• **Written instruction**:
State how many lines in the records hold the word "TradingView", giving the number and no other text.

• **Data entries**:
============================================================
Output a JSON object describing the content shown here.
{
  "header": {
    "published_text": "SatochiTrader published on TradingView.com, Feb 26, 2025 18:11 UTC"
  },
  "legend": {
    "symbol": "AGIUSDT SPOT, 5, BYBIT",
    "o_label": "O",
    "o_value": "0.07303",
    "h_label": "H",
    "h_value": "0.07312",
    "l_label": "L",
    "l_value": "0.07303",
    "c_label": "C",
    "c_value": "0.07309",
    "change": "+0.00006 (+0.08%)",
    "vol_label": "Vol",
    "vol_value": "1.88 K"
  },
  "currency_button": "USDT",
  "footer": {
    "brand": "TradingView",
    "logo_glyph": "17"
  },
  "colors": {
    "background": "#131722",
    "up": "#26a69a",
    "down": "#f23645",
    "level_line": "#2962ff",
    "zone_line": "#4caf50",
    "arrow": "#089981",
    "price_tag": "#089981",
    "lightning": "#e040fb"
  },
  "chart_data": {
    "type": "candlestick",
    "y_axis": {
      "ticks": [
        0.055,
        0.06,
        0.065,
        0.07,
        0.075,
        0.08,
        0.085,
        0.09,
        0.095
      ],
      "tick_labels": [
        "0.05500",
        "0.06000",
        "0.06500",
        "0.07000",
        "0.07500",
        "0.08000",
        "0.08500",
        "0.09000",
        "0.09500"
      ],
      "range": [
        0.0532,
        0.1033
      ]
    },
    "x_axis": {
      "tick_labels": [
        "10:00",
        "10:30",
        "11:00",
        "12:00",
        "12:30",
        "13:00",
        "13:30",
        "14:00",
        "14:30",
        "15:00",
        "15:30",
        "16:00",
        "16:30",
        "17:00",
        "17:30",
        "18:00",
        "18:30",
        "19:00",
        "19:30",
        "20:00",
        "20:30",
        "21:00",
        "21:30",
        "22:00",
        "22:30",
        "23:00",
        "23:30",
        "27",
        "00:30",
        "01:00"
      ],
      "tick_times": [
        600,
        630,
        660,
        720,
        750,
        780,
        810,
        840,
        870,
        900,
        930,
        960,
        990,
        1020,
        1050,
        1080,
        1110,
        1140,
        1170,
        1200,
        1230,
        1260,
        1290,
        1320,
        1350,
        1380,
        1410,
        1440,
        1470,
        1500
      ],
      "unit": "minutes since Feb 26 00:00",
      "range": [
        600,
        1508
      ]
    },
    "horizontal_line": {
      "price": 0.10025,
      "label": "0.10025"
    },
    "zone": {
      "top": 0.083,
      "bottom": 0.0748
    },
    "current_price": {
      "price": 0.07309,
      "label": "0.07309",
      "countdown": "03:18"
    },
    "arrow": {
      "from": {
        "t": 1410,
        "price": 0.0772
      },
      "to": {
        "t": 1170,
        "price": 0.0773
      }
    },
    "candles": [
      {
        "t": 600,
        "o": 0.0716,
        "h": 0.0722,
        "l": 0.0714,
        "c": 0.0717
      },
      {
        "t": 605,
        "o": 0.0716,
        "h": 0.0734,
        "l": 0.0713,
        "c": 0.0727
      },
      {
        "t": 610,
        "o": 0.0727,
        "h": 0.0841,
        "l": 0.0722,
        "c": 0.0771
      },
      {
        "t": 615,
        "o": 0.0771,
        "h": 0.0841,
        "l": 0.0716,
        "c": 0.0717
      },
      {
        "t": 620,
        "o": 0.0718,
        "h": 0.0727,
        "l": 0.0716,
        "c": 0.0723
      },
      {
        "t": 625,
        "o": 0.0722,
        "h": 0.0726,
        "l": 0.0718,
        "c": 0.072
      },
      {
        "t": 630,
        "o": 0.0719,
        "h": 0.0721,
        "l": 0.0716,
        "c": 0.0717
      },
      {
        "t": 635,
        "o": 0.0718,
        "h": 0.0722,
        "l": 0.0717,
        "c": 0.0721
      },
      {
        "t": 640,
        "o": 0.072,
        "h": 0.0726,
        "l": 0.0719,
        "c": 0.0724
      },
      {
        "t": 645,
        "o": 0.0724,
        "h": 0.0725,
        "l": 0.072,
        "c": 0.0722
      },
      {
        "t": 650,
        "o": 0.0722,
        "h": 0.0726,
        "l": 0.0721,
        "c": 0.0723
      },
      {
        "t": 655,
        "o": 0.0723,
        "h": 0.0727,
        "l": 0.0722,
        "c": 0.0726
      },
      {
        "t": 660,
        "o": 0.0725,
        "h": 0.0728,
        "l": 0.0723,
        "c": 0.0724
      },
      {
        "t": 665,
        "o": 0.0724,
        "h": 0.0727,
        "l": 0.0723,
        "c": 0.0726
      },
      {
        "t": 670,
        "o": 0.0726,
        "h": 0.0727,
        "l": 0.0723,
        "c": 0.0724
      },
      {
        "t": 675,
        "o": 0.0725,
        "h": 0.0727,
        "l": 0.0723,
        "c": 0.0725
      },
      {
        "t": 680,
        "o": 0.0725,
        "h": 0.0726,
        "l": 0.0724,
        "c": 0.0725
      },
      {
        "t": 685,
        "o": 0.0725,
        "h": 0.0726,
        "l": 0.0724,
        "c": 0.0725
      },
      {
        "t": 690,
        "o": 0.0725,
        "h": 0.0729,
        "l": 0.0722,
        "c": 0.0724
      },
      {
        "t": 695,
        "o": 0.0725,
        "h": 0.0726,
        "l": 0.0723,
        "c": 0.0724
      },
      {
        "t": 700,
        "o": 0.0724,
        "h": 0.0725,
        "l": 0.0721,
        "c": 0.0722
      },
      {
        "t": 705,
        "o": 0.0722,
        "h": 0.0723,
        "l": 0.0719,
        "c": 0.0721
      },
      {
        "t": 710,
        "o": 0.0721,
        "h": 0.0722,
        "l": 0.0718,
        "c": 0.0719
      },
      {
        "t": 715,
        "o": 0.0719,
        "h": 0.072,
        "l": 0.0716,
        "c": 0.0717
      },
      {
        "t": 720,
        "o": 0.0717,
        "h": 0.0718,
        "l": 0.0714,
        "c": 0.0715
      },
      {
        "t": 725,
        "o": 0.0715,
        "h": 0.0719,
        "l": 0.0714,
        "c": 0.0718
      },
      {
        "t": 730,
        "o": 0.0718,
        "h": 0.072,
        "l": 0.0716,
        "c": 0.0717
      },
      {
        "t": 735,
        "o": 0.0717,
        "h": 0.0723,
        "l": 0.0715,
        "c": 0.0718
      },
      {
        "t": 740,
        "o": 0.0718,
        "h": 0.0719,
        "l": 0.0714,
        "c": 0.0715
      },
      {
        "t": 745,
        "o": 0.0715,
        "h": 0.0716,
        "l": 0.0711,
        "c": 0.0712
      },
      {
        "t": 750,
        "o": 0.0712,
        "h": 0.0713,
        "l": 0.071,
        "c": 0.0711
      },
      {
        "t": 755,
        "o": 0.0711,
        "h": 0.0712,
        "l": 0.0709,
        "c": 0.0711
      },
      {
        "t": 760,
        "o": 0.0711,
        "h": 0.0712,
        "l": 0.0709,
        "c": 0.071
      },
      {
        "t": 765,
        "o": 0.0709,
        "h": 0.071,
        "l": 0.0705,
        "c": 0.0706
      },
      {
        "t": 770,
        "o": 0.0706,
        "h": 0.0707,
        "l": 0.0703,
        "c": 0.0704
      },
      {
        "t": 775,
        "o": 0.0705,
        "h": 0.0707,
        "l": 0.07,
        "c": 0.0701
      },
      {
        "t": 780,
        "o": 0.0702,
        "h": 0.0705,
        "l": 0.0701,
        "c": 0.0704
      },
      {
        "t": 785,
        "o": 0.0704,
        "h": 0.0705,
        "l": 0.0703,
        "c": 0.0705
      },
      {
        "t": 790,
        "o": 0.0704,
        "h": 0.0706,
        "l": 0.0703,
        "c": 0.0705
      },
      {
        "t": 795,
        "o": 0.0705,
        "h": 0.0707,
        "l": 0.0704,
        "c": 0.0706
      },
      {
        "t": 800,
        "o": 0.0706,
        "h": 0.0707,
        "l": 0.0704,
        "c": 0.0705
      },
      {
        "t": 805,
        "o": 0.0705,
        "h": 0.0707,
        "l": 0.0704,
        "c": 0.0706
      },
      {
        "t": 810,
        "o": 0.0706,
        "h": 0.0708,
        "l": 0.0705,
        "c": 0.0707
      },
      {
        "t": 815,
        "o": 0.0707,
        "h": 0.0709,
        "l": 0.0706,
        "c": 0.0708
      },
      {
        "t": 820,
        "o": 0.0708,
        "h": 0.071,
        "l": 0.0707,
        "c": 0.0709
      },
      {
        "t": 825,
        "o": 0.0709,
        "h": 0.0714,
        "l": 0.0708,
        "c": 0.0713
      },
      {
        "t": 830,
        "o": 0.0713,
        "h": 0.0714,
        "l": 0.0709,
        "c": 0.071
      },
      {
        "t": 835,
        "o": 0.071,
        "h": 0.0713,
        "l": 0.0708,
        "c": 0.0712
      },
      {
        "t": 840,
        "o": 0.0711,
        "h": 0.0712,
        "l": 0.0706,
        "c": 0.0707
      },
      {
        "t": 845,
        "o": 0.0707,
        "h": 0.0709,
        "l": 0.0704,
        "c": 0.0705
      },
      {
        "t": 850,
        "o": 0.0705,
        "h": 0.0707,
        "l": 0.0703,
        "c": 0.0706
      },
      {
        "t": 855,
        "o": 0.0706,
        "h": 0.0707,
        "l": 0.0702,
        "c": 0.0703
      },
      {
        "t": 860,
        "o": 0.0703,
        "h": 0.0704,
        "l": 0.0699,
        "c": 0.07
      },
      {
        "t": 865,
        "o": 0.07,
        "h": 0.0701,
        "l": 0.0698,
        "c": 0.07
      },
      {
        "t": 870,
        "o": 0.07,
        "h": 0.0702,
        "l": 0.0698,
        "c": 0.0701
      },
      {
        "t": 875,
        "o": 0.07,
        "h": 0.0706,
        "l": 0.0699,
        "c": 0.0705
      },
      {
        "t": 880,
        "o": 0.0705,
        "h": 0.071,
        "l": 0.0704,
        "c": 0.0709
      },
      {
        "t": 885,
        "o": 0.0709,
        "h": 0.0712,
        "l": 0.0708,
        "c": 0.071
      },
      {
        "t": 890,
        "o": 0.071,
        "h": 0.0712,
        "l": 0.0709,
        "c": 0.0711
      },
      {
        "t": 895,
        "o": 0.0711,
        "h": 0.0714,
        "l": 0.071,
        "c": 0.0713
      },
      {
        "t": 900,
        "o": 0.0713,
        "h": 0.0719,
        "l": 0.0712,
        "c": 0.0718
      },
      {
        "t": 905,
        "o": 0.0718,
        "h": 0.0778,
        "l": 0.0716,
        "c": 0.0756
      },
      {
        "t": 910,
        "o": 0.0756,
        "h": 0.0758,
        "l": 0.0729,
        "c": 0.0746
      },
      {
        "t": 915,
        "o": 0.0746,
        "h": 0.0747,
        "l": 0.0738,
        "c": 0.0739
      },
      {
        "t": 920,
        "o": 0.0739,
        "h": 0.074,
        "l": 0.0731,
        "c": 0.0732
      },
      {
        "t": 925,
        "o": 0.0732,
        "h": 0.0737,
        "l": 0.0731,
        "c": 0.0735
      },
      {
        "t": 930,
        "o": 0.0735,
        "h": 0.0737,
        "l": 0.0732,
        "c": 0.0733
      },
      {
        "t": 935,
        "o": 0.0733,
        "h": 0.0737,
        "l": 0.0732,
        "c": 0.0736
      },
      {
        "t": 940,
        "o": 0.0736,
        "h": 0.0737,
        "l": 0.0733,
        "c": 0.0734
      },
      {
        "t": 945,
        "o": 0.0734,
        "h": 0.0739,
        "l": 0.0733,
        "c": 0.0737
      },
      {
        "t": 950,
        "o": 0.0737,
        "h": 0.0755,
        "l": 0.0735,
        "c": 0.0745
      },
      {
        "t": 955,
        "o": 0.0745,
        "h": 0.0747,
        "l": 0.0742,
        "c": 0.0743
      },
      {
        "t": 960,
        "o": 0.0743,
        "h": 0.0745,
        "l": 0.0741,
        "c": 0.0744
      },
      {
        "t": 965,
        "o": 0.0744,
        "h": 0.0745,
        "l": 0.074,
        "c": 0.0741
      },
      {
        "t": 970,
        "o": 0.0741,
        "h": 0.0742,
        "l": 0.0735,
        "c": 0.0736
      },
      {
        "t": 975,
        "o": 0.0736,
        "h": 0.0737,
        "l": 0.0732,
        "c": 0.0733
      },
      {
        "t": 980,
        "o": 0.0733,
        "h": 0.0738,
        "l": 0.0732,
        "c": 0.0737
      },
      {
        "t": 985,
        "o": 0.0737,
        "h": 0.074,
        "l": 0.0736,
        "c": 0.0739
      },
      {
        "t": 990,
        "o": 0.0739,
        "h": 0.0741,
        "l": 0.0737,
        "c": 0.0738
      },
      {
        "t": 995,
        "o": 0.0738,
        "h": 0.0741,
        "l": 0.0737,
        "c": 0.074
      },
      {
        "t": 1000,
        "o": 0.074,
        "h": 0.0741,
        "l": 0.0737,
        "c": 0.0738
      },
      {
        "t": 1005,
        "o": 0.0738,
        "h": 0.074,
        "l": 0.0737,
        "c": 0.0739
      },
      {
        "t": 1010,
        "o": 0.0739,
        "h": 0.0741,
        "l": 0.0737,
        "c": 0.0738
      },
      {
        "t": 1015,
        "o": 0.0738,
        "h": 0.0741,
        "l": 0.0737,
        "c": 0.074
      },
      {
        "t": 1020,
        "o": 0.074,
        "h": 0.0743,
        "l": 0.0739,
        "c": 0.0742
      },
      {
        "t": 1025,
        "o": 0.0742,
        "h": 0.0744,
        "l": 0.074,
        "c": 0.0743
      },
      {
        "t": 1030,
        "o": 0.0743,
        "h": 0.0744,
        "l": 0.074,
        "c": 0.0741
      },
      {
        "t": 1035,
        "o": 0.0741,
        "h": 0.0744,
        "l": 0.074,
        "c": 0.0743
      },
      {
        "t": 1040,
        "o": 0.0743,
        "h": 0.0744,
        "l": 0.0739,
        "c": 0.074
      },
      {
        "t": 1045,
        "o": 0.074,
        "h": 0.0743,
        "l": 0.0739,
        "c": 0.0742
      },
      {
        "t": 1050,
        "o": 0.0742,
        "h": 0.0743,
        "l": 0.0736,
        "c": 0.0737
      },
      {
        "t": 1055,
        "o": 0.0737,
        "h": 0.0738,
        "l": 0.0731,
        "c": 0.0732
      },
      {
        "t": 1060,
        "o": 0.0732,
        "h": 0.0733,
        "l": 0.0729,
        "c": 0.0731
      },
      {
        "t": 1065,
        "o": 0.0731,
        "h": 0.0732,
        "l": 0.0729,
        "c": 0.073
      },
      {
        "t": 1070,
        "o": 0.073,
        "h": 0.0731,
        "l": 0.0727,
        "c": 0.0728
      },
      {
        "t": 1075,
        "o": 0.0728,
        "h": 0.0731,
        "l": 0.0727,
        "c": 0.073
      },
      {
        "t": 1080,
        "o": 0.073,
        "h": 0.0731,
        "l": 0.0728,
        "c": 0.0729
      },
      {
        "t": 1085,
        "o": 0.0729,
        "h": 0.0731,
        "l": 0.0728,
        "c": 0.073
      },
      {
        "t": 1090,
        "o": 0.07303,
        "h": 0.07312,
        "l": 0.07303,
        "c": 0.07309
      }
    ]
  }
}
============================================================
• **Exercise answer**:
2